**Problem to solve:**
From the entries that follow, gather each line holding the word "every".

**Extracted material:**
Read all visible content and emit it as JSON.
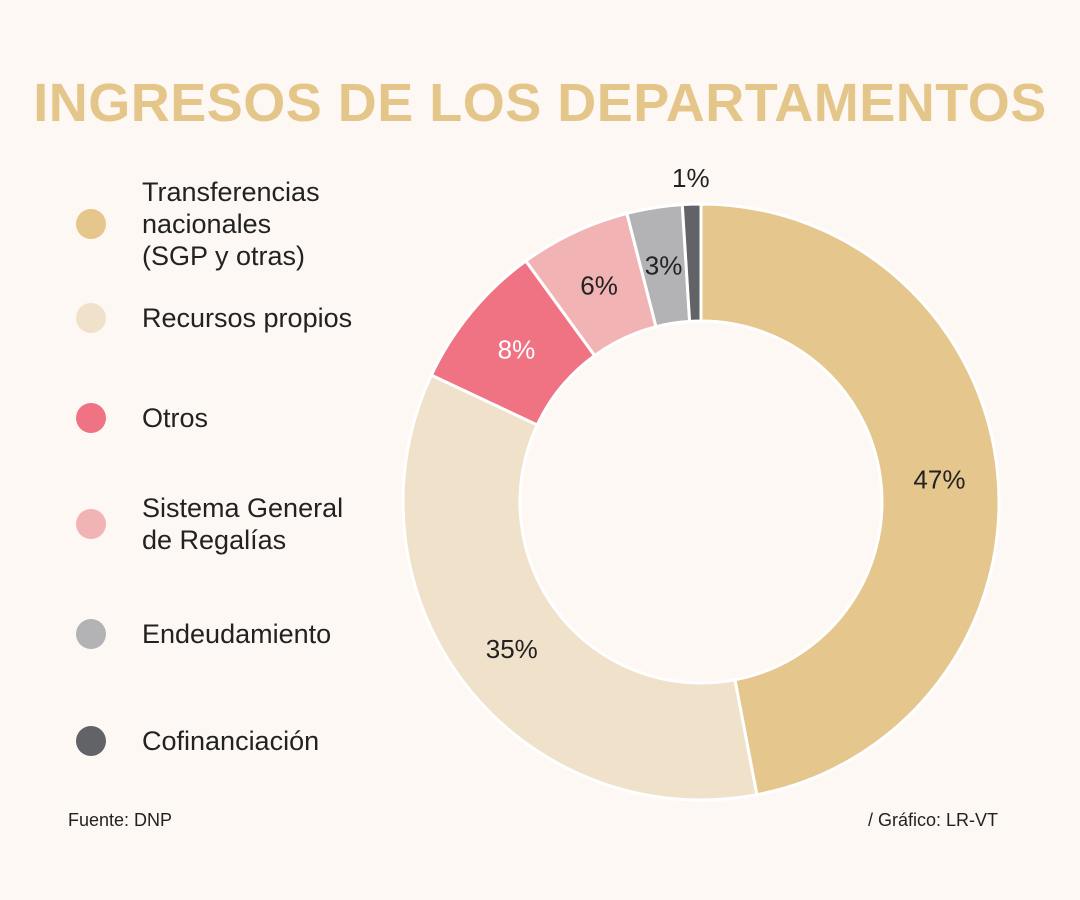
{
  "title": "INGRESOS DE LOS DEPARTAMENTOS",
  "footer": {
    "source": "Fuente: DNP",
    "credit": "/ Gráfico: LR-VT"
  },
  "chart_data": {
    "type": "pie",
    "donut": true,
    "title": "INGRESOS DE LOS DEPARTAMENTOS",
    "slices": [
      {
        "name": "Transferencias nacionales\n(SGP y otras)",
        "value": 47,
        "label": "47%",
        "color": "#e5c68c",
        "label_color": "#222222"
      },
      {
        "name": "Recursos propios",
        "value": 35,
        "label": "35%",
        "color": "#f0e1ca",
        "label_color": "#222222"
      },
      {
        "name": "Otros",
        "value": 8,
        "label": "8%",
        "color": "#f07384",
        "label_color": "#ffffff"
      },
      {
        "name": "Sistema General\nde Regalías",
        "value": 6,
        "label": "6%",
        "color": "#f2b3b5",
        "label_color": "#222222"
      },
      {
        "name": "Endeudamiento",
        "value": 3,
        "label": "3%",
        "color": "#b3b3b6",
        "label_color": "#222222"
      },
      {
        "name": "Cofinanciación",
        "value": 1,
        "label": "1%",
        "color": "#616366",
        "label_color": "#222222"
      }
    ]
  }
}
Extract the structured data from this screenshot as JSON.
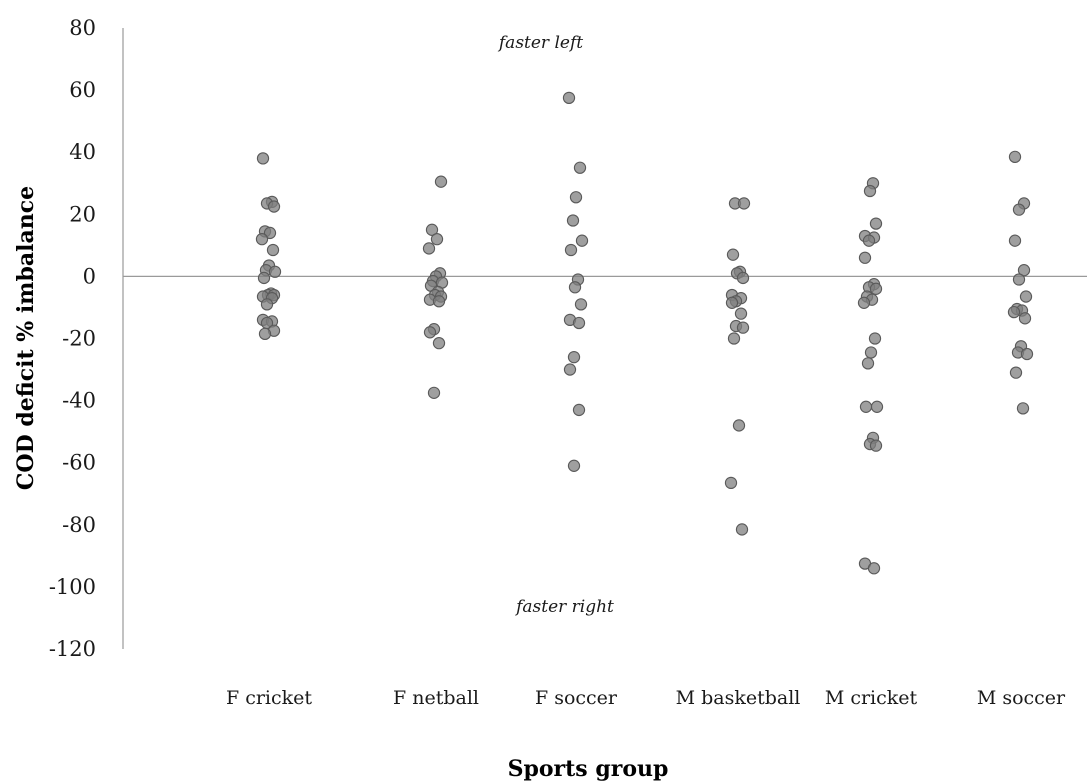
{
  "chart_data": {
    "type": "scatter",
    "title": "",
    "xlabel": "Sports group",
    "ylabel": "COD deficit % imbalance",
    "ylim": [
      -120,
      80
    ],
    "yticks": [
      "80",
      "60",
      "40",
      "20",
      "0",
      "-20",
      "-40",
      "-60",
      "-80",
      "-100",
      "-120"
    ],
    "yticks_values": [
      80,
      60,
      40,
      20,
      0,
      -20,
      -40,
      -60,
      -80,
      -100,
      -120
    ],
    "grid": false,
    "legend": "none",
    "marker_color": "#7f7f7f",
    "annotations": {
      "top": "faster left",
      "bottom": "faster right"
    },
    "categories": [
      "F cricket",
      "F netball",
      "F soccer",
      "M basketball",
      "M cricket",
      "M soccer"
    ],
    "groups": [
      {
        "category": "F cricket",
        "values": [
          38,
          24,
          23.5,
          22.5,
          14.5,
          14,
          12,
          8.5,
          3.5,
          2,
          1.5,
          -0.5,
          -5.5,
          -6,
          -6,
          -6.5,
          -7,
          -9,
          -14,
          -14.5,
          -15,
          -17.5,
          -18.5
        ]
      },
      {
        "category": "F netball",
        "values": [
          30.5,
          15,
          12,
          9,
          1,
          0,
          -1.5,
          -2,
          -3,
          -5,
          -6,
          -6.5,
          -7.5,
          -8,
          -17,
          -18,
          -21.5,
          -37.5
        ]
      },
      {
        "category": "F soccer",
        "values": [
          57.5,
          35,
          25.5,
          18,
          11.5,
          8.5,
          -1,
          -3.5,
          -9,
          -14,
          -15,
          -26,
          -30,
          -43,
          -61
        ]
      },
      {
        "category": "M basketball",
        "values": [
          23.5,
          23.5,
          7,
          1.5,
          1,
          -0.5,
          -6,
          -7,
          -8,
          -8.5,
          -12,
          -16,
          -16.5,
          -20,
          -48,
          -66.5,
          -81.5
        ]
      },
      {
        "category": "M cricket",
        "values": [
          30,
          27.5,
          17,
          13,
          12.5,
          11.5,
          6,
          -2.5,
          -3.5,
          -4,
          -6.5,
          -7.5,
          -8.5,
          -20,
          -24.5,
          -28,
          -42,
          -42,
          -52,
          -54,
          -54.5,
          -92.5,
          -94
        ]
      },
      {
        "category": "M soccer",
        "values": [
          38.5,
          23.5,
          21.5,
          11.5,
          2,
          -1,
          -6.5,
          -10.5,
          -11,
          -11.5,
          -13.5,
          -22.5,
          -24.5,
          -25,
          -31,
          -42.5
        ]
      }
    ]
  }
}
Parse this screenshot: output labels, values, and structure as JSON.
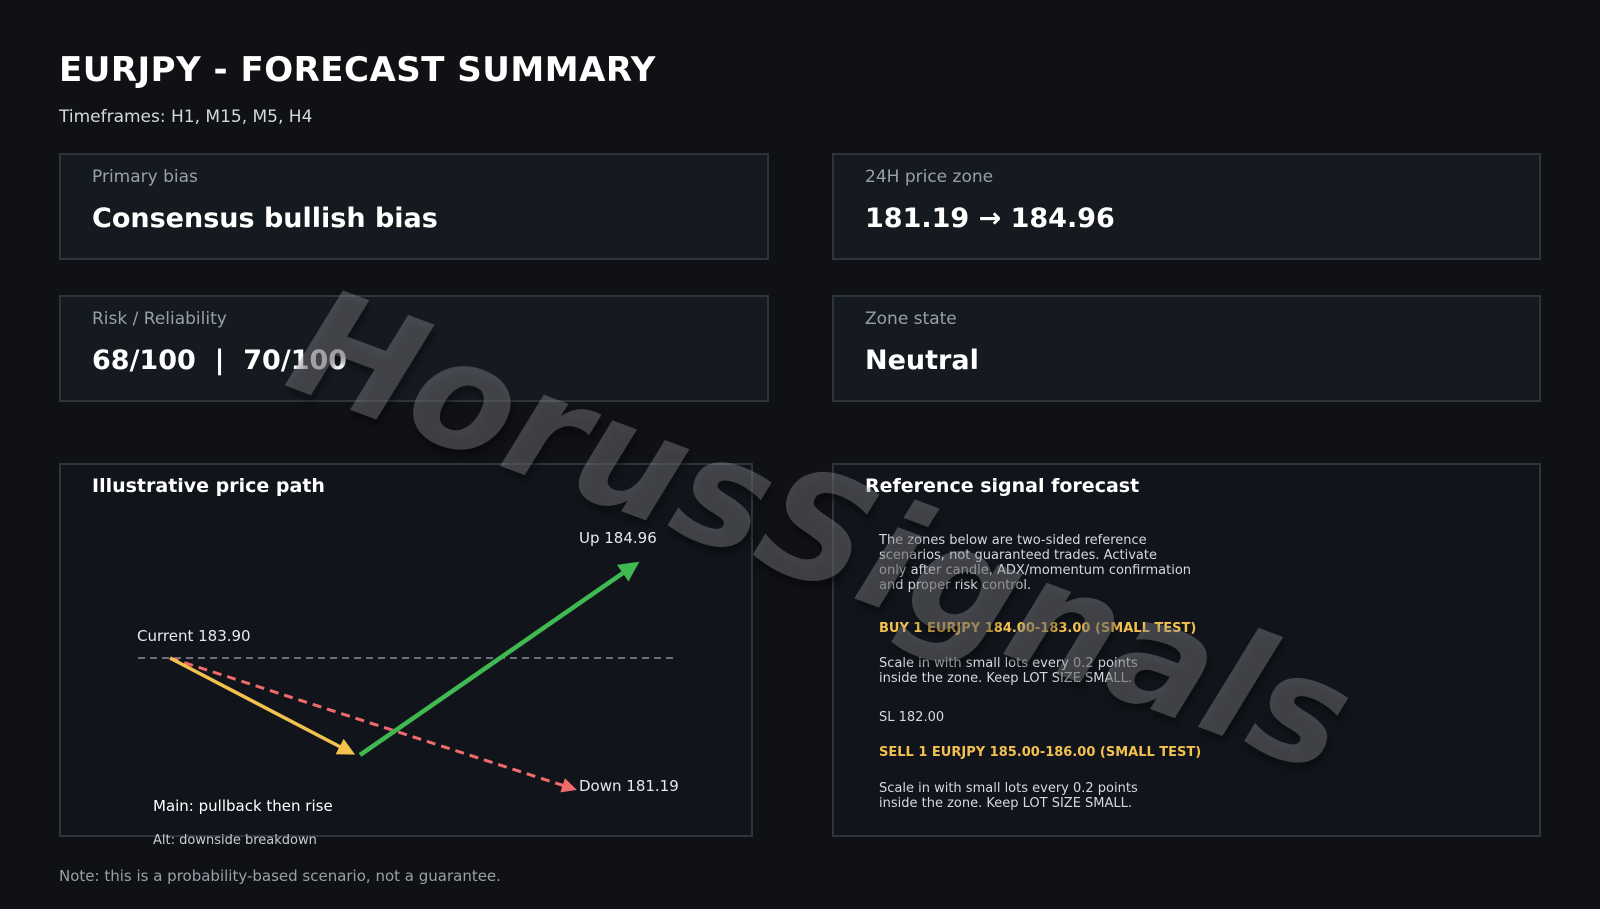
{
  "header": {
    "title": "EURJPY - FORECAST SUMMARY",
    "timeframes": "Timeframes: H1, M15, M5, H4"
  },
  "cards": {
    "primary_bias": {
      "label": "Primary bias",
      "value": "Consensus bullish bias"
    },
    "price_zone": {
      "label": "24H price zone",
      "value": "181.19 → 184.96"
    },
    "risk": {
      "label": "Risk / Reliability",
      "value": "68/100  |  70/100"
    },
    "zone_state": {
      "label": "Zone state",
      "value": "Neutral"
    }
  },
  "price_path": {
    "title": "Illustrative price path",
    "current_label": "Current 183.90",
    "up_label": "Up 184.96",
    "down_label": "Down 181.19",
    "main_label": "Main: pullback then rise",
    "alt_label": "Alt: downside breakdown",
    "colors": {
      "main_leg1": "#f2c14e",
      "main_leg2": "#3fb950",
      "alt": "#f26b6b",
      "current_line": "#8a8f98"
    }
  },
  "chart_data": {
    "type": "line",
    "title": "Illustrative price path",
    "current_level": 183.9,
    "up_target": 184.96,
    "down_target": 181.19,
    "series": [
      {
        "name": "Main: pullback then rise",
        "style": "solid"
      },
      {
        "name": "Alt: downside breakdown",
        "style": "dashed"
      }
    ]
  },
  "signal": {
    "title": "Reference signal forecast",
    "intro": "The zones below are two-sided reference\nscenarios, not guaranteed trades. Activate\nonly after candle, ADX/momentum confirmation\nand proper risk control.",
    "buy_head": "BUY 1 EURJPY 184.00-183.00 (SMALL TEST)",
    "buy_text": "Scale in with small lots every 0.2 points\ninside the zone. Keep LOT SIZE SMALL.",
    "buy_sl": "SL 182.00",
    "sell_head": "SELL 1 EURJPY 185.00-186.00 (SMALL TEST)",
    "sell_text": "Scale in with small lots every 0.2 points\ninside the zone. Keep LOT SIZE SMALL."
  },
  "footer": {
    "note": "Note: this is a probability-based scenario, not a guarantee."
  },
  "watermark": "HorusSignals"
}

**Complete answer:**
    "buy_text": "Scale in with small lots every 0.2 points\ninside the zone. Keep LOT SIZE SMALL.",
    "sell_text": "Scale in with small lots every 0.2 points\ninside the zone. Keep LOT SIZE SMALL."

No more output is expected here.